◆ **WHAT THE TASK ASKS**
For this exercise, copy out each line of the material below that includes "page".

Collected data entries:
(begin)

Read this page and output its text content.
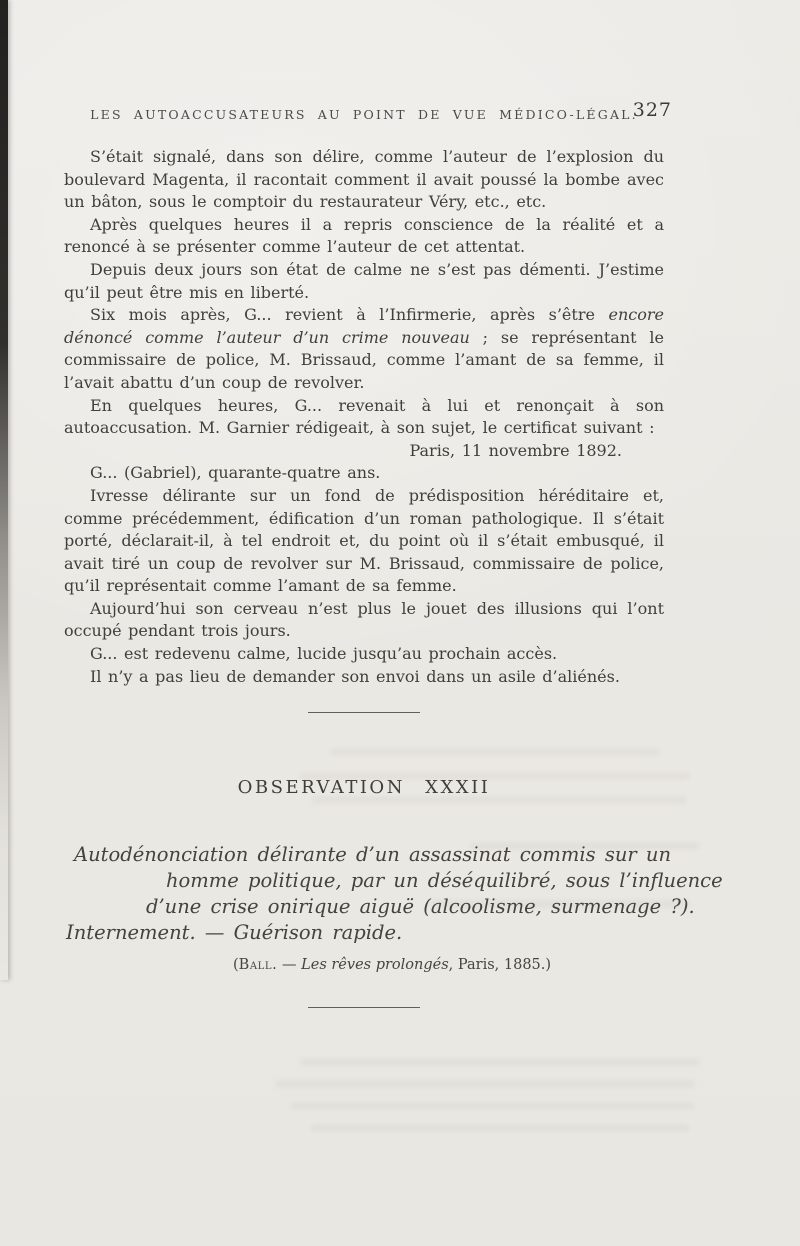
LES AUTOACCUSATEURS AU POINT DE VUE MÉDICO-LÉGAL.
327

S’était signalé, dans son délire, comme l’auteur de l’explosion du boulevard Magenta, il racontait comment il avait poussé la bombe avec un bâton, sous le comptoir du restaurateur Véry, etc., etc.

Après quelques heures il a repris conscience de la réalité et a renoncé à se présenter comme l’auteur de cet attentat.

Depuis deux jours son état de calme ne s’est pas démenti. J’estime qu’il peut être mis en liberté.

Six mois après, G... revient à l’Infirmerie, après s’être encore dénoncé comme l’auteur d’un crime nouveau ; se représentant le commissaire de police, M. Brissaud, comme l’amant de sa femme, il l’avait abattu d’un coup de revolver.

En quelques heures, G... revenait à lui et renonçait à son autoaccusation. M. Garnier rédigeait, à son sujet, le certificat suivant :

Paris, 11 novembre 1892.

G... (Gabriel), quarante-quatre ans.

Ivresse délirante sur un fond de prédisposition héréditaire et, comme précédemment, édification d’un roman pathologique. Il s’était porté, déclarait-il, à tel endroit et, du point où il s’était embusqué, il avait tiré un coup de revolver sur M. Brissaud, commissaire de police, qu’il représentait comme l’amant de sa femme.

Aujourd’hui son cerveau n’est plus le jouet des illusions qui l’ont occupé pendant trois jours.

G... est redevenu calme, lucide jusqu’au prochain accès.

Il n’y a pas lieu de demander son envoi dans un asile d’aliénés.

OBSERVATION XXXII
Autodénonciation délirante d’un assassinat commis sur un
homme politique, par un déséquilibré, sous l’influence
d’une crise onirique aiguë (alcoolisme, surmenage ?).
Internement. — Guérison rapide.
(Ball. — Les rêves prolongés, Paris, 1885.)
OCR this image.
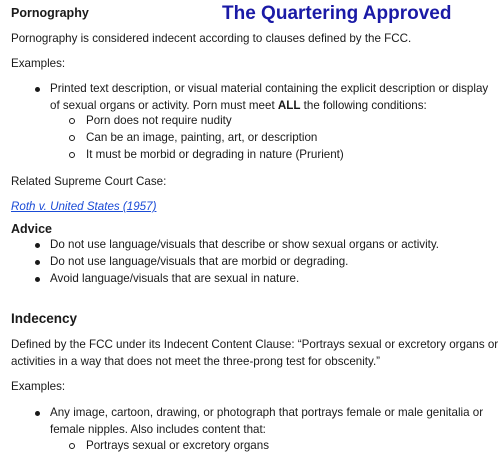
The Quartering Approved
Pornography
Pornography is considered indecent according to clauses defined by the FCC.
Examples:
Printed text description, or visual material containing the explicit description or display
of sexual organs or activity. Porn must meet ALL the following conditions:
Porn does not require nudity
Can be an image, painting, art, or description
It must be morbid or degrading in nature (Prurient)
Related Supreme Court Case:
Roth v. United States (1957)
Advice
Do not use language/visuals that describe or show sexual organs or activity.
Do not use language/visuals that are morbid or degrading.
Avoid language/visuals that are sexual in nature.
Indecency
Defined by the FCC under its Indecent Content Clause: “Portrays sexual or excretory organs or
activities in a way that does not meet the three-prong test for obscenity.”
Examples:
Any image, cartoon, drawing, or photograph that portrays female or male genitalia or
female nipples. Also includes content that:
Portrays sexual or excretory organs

(end)
(begin)

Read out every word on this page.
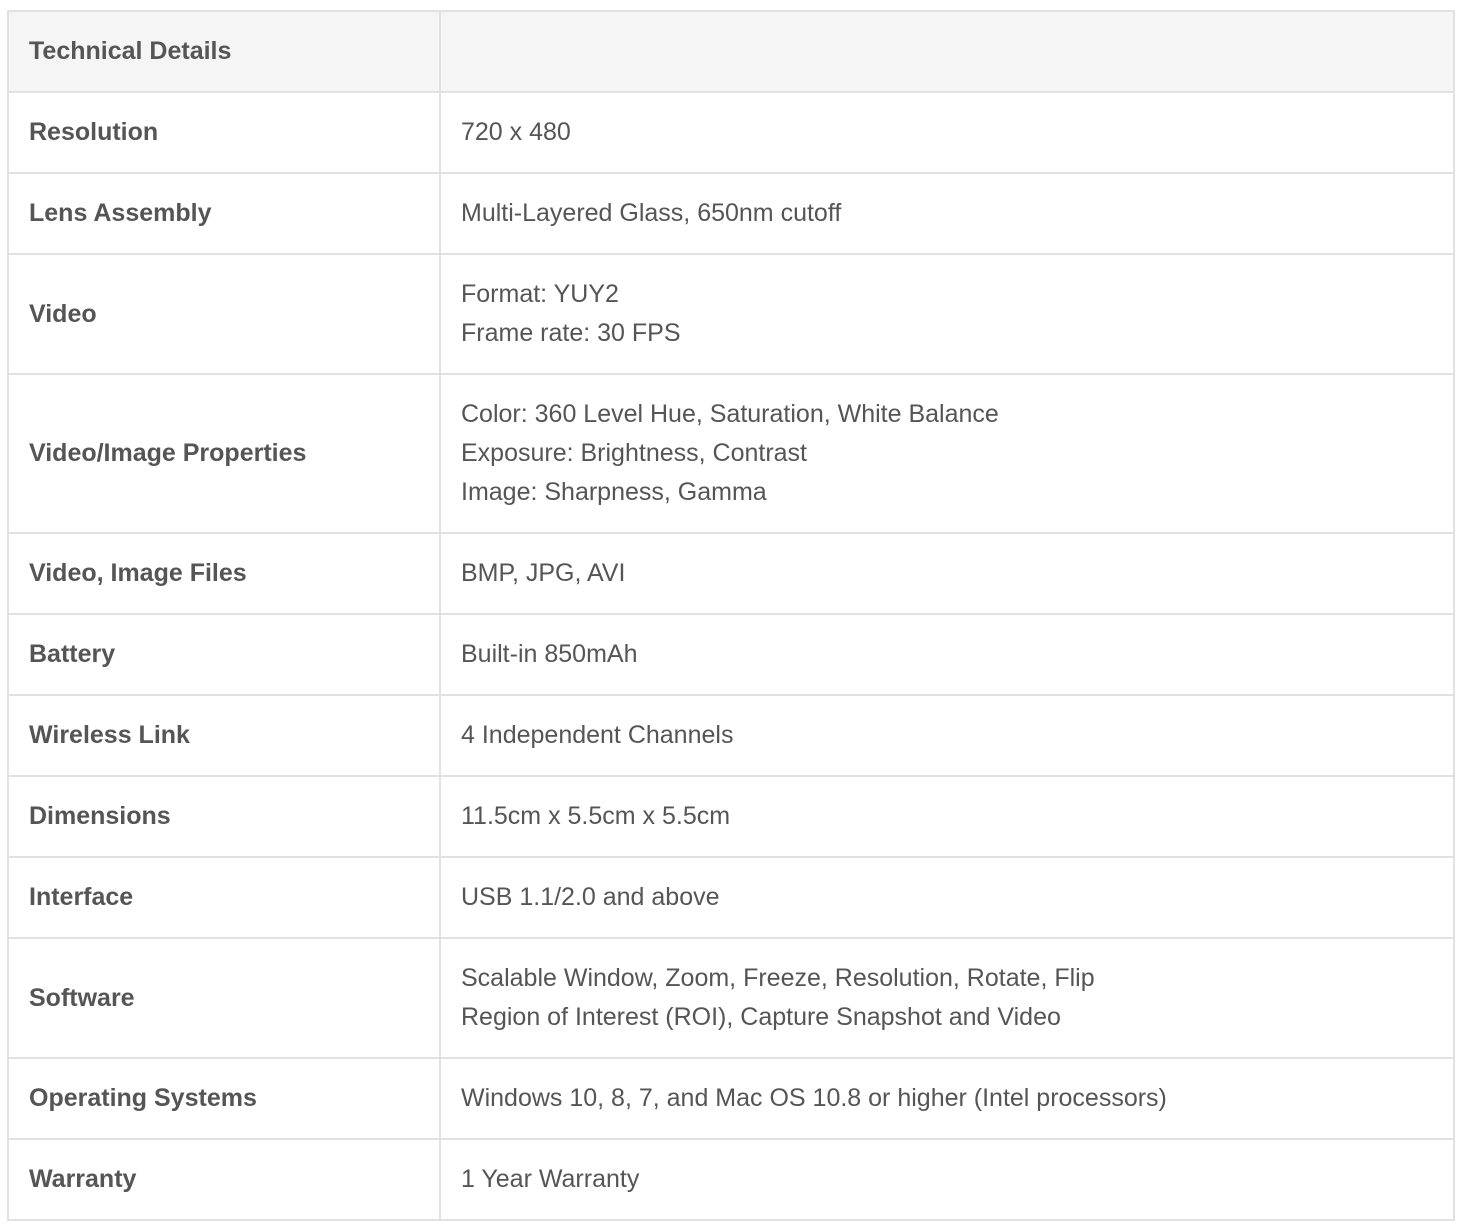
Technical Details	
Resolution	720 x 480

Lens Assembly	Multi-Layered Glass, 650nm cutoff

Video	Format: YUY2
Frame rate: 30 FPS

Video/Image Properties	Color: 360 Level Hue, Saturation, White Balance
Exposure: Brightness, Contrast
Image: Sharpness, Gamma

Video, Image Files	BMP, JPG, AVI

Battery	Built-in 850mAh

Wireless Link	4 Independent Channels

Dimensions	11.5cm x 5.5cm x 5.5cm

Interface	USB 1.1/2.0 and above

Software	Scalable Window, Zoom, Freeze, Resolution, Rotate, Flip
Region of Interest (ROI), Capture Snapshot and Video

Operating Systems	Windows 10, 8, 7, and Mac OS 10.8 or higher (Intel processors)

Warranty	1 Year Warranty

(end)

◆ **FULL OUTPUT**
Read this page and output its text content.
Read out every word on this page.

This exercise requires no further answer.